Source document:
Paris est une fête – Un film en 18 vagues
Sylvain George crosses Paris in 2015 and 2016 with an “unaccompanied foreign minor”. A leitmotif of these “18 waves” rendered in a tempestuous black and white is the Place de la République – at the same time, a mausoleum and a battle field.
Sylvain George crosses Paris in 2015 and 2016 with an “unaccompanied foreign minor”, as the official term has it. This whirlwind in black-and-white mixes the details of iconic monuments with life in the streets. “Aubervilliers: our facilities improve your quality of life” proclaims a municipal billboard in front of a group of homeless foreigners. This urban symphony in the vein of Dziga Vertov and rendered feverish by the prevailing state of emergency refrains from choosing between the figuration and transfiguration of reality. The fragments of things seen are interrupted, for example, to give voice to the story of a young Guinean’s journey across the Mediterranean. The film’s “18-wave” sequence suggests correspondences between his story and the memory of two boys who died electrocuted by a transformer in Clichy in 2005. Events, people and discourse are juxtaposed, collide and sometimes intertwine, bringing to light causal relations. The film spirals in on the Place de la République, which is both a mausoleum and a battle field in the violent images of riot police trampling on flowers left to commemorate the victims of the 2015 terror attacks. Filmed at various demonstrations, the slogans and gestures of revolt are never reduced to an unambiguous content. The activism of Vigo in À propos de Nice connects with the red, white and blue titles of the films Godard made in the seventies, but these cinephile flashes never overshadow reality. From wave to wave, the young African reappears, story-telling, smoking, slamming, bearing witness to the fact that, as the name of a café we see suggests, Paris raises a toast “to renaissance”. (Charlotte Garson)

List of tasks:
1. According to the film description, in which years does Sylvain George cross Paris?
2. List every filmmaker named in the film description.
3. Output the film description's wording from "Paris est une" up to and including "a battle field.".
The records after this point come from a different source than the film description.

Material:

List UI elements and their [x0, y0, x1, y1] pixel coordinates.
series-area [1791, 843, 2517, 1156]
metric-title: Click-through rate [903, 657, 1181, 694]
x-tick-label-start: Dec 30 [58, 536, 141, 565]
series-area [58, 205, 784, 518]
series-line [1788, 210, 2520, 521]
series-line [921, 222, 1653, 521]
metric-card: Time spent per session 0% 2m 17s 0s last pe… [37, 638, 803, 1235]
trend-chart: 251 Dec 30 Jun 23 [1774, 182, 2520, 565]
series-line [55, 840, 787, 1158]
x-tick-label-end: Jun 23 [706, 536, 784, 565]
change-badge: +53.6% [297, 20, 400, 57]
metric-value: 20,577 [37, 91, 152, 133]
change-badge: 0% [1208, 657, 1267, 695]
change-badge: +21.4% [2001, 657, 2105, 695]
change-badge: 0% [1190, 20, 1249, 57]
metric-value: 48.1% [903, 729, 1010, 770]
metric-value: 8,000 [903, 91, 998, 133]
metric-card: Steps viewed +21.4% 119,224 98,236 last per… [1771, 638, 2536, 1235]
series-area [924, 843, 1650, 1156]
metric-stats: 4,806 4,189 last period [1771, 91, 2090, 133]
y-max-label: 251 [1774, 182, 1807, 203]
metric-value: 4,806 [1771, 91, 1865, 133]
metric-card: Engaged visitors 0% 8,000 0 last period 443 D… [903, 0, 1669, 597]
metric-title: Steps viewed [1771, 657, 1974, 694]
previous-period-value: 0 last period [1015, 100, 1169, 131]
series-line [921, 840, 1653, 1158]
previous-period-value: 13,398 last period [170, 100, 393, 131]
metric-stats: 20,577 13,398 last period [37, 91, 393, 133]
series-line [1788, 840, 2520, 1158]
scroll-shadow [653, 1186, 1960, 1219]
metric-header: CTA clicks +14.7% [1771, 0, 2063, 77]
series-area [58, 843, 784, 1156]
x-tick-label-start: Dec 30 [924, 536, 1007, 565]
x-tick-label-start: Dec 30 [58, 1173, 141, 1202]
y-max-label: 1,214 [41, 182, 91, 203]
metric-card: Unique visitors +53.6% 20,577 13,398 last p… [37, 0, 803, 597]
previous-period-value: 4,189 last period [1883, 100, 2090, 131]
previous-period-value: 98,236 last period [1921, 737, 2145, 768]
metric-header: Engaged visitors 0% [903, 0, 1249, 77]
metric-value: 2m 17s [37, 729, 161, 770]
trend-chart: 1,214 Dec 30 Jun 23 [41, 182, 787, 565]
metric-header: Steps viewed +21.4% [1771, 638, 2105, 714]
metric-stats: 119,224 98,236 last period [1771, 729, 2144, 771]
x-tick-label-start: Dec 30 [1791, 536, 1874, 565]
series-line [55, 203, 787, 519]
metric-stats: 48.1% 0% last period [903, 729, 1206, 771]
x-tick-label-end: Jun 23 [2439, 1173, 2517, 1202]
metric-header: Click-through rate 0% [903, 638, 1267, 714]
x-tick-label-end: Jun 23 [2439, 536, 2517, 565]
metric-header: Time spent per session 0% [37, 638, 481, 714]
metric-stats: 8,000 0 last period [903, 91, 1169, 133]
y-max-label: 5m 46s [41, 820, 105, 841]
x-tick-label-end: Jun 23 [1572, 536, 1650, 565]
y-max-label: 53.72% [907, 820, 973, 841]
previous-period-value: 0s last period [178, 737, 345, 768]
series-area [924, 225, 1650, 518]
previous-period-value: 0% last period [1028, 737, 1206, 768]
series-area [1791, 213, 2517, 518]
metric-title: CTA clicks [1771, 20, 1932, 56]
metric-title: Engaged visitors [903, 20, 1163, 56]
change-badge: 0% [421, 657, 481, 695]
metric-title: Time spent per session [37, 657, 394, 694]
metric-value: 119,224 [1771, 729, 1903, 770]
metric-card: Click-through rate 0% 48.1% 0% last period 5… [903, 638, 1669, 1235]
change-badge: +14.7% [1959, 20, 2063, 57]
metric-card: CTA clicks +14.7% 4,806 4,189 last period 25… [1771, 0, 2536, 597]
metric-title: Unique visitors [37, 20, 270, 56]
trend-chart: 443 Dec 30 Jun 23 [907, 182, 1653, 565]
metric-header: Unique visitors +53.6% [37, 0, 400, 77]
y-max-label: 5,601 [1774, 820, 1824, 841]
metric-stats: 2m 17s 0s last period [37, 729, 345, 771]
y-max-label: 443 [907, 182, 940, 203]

Solution set:
1. 2015 and 2016

2. Sylvain George, Dziga Vertov, Vigo, Godard

3.
Paris est une fête – Un film en 18 vagues
Sylvain George crosses Paris in 2015 and 2016 with an “unaccompanied foreign minor”. A leitmotif of these “18 waves” rendered in a tempestuous black and white is the Place de la République – at the same time, a mausoleum and a battle field.